- [Exercise]
Report all lines below with the word "element".

---------- Listed records ----------

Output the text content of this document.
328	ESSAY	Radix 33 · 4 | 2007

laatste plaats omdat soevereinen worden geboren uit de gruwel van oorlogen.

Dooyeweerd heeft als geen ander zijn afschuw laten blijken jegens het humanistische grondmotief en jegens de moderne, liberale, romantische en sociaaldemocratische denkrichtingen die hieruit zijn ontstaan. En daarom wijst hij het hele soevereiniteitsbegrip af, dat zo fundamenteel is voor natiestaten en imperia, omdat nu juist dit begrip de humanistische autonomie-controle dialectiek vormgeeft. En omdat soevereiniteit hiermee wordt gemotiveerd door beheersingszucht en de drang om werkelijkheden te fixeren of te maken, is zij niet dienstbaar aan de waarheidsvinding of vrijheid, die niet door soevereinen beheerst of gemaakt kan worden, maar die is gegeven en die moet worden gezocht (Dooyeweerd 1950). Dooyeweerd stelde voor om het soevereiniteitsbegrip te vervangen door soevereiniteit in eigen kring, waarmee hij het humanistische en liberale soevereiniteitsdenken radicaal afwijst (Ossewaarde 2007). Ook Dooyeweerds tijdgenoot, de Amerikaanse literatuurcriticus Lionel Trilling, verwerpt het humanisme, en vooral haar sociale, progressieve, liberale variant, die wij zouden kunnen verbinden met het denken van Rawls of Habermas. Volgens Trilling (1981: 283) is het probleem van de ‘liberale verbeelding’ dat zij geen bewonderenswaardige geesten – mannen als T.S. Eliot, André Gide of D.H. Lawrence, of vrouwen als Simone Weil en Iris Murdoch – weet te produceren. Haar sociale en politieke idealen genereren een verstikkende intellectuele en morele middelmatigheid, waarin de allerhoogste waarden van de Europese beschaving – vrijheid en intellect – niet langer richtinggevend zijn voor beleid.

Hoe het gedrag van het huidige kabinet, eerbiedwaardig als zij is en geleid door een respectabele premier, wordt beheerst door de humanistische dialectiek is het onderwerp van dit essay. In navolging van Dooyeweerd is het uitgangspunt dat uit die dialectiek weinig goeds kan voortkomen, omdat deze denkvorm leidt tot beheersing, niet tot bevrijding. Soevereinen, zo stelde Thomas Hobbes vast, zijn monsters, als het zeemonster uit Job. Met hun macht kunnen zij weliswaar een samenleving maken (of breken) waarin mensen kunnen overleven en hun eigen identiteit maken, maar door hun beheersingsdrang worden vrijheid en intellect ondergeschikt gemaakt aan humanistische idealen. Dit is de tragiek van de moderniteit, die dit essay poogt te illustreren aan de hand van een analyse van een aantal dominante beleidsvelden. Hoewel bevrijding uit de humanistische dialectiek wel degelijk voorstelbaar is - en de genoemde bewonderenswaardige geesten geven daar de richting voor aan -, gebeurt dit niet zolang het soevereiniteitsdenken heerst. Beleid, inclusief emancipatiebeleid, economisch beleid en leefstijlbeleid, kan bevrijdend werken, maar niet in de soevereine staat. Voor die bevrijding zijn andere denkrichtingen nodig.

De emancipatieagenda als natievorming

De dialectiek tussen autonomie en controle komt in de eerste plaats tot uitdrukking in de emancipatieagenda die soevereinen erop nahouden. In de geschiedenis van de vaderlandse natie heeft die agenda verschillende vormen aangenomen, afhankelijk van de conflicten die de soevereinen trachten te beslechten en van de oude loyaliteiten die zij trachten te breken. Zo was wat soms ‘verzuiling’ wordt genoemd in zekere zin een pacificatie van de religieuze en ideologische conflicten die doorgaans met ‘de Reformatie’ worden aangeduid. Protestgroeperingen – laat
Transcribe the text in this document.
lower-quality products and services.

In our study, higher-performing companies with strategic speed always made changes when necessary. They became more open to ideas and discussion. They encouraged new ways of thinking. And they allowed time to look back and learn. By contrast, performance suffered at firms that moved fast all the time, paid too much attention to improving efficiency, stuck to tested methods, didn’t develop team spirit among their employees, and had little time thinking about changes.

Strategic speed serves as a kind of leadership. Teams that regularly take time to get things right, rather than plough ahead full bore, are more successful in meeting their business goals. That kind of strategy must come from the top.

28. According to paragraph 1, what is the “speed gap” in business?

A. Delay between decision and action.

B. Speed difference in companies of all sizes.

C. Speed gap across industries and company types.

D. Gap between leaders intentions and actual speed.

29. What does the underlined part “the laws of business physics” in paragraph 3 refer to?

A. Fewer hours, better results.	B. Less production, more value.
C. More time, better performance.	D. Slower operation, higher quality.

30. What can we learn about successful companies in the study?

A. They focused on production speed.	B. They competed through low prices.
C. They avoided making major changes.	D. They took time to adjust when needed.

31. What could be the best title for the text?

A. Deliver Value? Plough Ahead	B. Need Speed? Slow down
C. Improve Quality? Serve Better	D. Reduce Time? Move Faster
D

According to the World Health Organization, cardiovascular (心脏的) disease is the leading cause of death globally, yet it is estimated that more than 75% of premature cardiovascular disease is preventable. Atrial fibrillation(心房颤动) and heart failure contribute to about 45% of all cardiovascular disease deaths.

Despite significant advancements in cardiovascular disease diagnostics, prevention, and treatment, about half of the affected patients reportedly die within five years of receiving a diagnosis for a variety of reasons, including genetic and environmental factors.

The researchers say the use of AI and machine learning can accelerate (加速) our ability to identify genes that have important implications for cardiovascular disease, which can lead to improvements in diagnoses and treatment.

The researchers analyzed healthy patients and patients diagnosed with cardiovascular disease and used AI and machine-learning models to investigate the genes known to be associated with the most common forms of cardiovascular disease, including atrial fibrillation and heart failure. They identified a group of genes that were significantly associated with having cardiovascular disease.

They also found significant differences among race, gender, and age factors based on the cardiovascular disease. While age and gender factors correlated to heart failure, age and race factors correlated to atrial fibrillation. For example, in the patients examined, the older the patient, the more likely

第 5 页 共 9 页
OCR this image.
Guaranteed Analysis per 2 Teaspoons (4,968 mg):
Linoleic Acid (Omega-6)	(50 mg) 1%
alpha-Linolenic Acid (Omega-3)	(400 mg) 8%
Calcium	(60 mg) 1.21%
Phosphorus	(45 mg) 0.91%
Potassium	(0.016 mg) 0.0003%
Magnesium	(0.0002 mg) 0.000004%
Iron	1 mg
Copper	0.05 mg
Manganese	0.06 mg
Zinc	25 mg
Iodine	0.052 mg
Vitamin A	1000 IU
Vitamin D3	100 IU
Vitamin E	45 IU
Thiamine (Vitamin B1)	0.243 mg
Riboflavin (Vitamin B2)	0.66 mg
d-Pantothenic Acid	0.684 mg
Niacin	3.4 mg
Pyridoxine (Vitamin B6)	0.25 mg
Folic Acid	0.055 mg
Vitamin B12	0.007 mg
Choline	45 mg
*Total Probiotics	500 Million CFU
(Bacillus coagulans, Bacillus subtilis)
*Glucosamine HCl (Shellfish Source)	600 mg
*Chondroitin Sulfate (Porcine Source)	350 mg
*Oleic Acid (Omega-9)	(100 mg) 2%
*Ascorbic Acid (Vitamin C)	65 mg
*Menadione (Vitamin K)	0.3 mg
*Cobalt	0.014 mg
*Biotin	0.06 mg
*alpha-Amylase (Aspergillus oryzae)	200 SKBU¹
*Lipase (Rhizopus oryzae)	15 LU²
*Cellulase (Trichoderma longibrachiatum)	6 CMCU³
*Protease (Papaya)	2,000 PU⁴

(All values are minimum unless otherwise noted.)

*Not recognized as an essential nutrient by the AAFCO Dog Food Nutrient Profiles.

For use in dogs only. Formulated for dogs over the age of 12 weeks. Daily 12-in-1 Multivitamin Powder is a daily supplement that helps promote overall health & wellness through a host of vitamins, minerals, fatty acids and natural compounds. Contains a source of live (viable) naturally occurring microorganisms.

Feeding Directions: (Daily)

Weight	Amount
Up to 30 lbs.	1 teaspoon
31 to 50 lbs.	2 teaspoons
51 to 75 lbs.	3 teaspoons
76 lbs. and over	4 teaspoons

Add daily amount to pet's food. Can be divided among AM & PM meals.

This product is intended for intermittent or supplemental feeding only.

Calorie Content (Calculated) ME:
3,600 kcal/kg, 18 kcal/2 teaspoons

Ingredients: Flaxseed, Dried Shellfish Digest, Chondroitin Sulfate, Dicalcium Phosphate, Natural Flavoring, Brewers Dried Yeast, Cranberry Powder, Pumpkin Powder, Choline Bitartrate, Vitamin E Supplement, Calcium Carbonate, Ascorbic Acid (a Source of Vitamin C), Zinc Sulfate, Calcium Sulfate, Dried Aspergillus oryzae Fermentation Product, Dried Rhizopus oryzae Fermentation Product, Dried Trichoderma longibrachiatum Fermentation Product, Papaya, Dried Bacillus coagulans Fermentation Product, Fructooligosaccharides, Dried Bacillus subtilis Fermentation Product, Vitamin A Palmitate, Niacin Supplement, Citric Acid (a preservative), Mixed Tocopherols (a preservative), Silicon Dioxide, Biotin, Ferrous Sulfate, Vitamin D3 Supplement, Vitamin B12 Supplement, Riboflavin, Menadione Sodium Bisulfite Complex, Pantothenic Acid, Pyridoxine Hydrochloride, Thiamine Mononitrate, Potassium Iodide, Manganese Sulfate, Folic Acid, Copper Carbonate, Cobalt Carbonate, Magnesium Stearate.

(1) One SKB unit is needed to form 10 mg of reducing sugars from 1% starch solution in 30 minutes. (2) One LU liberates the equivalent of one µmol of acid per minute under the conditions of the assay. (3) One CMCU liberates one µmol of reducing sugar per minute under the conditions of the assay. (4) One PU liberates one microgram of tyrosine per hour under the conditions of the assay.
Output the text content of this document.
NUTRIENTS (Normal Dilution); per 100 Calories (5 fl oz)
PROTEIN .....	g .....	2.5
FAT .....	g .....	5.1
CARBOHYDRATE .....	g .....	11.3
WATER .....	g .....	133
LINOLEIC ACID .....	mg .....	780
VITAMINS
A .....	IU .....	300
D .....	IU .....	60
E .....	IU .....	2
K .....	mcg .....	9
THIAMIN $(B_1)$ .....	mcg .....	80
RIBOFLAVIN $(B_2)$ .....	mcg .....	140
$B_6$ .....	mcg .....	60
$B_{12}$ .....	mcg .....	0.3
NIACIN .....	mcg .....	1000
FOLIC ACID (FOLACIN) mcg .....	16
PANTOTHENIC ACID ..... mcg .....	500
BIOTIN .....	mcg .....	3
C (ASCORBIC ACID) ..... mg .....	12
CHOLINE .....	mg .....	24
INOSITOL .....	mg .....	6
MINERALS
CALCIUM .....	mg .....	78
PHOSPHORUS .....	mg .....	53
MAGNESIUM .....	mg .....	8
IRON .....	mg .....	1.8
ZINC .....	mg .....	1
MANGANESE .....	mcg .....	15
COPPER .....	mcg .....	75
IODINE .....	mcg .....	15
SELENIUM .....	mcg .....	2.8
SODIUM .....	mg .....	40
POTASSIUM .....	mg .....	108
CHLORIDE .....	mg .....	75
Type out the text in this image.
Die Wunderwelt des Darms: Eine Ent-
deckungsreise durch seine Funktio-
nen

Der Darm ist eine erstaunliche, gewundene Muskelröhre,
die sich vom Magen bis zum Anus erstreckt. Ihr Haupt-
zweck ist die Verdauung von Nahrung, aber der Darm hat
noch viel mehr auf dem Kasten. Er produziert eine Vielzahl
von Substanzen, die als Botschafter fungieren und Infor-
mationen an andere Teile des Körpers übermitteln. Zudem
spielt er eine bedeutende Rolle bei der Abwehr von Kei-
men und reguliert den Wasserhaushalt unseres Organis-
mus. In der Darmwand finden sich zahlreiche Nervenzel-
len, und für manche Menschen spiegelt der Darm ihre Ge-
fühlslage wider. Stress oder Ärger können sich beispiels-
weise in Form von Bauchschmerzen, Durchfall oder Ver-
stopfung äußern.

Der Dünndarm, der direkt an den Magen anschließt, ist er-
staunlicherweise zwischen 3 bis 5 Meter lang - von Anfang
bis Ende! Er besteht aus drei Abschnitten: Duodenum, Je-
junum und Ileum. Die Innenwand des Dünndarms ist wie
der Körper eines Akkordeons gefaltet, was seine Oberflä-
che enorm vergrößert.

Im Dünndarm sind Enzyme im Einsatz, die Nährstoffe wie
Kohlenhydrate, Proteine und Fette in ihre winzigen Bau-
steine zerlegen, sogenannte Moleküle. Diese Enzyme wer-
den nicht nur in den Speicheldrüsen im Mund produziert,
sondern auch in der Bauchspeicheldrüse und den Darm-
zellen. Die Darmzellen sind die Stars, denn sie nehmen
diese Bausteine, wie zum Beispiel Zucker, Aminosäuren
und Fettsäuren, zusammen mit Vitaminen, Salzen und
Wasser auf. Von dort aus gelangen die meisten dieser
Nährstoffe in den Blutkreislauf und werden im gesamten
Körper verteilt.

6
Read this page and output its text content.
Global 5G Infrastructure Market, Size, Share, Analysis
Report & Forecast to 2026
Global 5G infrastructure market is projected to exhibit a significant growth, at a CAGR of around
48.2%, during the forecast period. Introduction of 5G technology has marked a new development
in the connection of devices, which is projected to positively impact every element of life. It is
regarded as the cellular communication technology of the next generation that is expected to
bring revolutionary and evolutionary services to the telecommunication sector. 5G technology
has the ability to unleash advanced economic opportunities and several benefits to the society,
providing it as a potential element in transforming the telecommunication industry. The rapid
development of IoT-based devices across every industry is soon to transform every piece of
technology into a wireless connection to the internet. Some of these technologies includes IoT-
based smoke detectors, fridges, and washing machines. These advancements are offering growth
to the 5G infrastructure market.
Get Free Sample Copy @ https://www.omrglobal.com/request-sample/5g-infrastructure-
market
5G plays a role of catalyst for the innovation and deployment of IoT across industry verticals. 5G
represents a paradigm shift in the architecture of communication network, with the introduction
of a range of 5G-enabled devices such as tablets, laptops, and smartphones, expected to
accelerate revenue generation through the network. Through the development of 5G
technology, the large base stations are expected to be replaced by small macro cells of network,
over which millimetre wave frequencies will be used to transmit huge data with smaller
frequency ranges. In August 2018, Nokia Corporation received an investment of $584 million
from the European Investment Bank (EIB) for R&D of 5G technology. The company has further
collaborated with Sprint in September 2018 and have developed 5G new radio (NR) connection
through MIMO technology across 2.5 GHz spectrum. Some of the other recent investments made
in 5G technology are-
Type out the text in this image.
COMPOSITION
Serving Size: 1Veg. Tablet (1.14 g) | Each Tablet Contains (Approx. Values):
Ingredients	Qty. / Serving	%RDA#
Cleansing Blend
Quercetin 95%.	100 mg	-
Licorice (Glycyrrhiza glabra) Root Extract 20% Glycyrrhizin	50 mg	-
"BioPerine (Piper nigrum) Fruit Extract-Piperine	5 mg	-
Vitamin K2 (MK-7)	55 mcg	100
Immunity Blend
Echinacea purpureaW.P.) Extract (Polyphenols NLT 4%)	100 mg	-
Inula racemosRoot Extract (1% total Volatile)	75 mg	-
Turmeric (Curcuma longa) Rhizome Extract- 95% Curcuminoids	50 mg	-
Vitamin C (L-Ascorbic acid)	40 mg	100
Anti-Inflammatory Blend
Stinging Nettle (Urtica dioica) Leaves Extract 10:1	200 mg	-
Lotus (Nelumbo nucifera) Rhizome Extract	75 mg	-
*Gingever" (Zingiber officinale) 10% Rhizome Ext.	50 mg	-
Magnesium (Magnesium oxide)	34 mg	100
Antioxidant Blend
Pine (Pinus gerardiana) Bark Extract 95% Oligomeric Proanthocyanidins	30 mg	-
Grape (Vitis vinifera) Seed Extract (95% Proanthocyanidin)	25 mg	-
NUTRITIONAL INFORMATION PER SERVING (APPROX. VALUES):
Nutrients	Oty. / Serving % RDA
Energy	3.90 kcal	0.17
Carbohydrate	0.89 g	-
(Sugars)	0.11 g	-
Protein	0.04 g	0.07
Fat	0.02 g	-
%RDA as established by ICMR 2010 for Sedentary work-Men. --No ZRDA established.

----------

- [Task output]
in the connection of devices, which is projected to positively impact every element of life. It is
providing it as a potential element in transforming the telecommunication industry. The rapid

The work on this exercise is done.